Records for the exercise.
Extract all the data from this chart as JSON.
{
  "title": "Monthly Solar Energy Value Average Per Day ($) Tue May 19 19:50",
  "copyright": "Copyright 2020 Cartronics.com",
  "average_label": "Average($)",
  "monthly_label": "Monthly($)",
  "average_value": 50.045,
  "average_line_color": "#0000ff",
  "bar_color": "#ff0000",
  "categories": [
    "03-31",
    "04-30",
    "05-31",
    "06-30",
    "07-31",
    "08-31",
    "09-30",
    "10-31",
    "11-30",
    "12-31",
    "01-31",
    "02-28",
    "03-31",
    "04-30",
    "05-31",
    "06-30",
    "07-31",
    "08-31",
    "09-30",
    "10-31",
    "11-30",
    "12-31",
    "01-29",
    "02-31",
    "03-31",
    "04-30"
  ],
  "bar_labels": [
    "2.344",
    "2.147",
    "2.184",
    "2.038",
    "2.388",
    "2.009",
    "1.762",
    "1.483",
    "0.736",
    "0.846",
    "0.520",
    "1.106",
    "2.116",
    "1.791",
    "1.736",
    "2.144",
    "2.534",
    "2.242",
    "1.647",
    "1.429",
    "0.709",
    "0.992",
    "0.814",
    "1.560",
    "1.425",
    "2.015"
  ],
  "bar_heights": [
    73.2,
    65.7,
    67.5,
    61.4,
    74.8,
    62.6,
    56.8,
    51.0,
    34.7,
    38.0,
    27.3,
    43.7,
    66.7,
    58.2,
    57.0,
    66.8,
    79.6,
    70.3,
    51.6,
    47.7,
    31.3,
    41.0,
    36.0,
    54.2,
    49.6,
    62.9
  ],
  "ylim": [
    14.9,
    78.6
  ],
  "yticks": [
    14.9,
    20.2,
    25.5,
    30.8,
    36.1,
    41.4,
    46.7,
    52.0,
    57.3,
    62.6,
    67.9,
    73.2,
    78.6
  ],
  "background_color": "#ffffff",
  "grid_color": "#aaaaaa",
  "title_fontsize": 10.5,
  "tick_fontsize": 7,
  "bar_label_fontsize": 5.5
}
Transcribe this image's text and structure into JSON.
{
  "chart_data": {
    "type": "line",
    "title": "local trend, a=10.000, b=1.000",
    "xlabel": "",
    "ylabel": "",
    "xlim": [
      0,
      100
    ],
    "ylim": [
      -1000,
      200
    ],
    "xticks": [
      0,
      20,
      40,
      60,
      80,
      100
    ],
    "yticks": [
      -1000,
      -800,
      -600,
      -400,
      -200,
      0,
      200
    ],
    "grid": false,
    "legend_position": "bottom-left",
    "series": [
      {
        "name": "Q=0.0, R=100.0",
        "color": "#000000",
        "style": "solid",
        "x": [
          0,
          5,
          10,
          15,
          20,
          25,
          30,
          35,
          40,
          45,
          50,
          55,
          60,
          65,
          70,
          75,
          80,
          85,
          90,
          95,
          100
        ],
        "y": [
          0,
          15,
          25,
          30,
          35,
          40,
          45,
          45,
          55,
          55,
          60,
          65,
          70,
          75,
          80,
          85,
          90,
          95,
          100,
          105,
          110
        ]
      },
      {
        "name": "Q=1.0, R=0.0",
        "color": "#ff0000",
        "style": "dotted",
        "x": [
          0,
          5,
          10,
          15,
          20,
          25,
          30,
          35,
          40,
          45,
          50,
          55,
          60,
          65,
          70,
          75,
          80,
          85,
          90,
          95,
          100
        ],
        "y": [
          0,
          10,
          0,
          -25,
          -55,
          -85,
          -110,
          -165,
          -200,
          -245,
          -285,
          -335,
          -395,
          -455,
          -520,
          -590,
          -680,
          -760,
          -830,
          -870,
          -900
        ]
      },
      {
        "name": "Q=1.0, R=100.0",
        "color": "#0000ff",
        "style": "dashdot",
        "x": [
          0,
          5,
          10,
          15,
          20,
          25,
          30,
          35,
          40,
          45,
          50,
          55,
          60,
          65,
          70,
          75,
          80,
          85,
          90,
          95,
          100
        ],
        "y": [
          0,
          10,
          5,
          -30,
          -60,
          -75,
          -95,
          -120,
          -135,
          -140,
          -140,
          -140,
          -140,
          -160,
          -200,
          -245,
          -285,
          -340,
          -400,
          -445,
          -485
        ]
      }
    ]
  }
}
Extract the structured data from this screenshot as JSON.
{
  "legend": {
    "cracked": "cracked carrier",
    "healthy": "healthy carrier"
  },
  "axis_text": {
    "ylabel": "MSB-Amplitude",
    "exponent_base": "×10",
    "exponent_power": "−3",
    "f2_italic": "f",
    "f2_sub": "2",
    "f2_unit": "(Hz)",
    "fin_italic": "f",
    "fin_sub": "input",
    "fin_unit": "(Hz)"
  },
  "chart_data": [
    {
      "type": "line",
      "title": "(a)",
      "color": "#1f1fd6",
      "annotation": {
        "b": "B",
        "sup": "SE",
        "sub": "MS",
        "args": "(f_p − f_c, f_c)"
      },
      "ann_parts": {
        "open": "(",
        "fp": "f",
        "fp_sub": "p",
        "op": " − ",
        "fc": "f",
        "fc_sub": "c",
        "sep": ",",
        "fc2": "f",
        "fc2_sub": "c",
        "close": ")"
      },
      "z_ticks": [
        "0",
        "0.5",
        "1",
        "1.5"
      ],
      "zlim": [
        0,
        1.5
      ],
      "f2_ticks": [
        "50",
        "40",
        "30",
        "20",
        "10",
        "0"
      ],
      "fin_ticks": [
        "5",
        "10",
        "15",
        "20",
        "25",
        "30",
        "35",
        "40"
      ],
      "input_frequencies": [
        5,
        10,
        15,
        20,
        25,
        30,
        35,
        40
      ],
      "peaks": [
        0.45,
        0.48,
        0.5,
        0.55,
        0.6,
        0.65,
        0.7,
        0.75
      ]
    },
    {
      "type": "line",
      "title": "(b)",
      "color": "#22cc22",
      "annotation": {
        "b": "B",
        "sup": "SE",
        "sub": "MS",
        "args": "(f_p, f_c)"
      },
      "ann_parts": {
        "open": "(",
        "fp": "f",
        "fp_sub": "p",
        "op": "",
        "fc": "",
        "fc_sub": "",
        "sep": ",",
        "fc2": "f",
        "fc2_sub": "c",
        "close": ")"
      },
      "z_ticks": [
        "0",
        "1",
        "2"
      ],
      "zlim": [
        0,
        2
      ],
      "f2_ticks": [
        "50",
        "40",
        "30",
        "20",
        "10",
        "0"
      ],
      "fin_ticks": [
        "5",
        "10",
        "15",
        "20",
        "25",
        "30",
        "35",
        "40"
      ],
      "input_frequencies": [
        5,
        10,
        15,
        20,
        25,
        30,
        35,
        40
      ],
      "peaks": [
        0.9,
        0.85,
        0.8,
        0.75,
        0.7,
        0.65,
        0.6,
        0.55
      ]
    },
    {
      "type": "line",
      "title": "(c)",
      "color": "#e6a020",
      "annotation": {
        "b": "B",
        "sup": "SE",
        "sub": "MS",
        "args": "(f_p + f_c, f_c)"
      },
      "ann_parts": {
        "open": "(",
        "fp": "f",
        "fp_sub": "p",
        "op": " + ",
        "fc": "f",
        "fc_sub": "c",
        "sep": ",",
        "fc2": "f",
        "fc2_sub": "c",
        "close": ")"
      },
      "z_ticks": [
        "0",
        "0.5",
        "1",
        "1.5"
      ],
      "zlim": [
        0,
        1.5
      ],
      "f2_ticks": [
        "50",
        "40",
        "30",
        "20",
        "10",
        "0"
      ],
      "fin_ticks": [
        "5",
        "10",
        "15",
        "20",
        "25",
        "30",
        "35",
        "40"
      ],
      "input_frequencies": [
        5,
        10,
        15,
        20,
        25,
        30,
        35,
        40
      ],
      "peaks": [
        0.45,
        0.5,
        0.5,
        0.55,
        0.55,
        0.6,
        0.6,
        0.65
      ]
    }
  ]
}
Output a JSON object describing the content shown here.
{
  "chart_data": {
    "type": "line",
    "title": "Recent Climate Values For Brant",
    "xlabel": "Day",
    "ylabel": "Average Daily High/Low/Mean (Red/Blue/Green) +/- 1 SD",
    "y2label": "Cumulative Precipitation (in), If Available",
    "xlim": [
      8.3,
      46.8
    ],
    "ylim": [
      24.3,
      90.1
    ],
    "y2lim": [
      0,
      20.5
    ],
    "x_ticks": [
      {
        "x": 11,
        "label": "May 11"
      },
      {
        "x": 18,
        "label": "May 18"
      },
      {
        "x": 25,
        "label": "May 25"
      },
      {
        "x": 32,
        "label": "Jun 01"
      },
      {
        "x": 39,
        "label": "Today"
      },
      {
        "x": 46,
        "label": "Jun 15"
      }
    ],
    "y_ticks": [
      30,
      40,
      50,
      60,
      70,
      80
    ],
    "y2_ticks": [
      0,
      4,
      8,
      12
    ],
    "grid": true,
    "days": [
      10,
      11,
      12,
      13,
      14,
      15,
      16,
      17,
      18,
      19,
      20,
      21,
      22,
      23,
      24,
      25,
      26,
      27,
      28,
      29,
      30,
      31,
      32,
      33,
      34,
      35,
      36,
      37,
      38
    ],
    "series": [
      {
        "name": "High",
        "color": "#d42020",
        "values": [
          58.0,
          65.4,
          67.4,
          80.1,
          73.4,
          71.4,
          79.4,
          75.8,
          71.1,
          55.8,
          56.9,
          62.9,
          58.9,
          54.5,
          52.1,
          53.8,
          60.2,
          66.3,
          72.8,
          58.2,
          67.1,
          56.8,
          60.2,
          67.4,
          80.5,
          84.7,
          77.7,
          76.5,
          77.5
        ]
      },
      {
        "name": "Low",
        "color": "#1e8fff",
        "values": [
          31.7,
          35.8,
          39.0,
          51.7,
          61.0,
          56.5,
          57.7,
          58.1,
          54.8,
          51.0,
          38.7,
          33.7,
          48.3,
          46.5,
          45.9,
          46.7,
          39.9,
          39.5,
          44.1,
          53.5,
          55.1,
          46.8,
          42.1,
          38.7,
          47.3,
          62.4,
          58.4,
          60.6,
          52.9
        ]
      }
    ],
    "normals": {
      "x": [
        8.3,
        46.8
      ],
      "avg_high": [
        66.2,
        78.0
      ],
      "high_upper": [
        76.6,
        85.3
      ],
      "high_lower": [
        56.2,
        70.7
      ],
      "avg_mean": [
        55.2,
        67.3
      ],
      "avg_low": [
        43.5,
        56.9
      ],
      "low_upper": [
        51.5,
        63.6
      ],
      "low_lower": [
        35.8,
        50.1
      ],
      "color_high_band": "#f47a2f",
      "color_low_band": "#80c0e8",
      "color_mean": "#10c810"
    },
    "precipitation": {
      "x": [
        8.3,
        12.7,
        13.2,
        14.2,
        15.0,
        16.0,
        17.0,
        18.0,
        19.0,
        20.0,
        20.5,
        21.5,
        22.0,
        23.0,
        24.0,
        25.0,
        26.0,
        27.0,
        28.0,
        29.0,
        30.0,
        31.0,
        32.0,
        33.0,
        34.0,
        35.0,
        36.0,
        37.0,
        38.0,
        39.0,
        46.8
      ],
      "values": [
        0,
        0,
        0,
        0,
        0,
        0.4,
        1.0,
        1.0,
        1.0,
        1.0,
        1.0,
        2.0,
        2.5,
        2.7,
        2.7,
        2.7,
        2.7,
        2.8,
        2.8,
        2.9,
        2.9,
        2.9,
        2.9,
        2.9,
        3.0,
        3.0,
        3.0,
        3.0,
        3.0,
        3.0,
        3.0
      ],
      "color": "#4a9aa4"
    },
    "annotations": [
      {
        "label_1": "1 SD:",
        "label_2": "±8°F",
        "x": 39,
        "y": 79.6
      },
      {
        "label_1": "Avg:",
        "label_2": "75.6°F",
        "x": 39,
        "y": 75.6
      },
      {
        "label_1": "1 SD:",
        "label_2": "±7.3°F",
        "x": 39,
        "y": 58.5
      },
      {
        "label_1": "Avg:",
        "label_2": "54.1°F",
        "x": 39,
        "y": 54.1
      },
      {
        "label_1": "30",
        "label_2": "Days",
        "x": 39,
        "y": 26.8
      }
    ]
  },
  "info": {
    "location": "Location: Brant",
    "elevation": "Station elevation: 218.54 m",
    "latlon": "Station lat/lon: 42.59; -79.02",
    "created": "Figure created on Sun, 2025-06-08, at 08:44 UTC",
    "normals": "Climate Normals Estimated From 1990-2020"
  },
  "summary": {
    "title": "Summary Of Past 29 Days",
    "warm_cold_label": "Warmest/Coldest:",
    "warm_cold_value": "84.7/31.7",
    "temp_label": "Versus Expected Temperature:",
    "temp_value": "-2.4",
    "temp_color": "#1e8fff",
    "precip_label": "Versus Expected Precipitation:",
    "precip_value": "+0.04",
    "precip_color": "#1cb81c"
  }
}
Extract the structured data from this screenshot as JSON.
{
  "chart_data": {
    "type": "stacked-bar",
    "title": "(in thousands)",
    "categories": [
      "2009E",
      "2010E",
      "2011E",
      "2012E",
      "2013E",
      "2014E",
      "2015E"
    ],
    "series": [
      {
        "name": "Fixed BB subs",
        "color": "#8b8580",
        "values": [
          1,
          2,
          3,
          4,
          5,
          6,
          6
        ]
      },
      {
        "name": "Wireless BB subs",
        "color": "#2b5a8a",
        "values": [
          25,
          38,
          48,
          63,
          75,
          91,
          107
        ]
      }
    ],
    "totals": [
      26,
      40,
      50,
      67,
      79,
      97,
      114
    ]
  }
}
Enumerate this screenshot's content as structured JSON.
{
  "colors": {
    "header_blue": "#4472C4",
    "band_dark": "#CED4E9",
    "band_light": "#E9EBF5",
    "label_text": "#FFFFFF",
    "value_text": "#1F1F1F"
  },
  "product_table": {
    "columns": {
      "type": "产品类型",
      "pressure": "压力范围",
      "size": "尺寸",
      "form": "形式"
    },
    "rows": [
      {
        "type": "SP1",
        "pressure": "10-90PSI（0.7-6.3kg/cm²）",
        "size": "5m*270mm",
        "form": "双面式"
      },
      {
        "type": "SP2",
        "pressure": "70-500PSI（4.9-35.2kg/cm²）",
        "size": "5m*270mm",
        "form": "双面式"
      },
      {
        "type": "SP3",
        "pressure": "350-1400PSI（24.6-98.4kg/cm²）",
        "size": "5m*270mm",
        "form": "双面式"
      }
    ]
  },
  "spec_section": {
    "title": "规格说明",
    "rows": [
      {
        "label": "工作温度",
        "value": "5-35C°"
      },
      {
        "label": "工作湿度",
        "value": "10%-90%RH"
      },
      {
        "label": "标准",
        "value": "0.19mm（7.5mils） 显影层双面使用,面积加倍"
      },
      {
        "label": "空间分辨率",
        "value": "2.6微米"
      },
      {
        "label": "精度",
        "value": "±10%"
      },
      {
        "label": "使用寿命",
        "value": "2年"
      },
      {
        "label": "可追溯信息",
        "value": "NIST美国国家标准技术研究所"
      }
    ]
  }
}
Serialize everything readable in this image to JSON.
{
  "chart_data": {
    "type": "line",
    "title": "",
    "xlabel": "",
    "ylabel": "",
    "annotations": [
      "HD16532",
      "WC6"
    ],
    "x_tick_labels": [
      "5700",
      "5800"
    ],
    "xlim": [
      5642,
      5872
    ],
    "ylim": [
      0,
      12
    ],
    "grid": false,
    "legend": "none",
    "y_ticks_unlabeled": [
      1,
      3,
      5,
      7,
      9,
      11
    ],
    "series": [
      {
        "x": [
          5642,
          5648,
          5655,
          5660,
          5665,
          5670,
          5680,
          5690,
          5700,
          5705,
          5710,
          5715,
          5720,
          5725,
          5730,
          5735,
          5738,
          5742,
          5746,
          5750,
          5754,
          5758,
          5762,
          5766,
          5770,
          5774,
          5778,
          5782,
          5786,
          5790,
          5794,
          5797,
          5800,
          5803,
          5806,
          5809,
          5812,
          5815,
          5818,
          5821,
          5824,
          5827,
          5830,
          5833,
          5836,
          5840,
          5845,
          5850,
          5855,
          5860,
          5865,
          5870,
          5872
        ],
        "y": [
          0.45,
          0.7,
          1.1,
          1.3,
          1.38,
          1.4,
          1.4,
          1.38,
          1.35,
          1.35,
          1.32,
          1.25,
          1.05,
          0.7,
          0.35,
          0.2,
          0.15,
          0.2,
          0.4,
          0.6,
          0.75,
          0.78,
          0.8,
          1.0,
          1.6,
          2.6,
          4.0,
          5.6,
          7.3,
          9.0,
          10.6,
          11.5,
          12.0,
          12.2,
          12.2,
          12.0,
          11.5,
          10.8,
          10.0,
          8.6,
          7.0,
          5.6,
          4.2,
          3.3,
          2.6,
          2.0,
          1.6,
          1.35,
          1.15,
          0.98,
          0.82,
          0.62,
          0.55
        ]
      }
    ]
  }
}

Directions for this task.
Tally up the lines in the records containing the word "Expected", then give the count and nothing else.

Solution to the problem.
2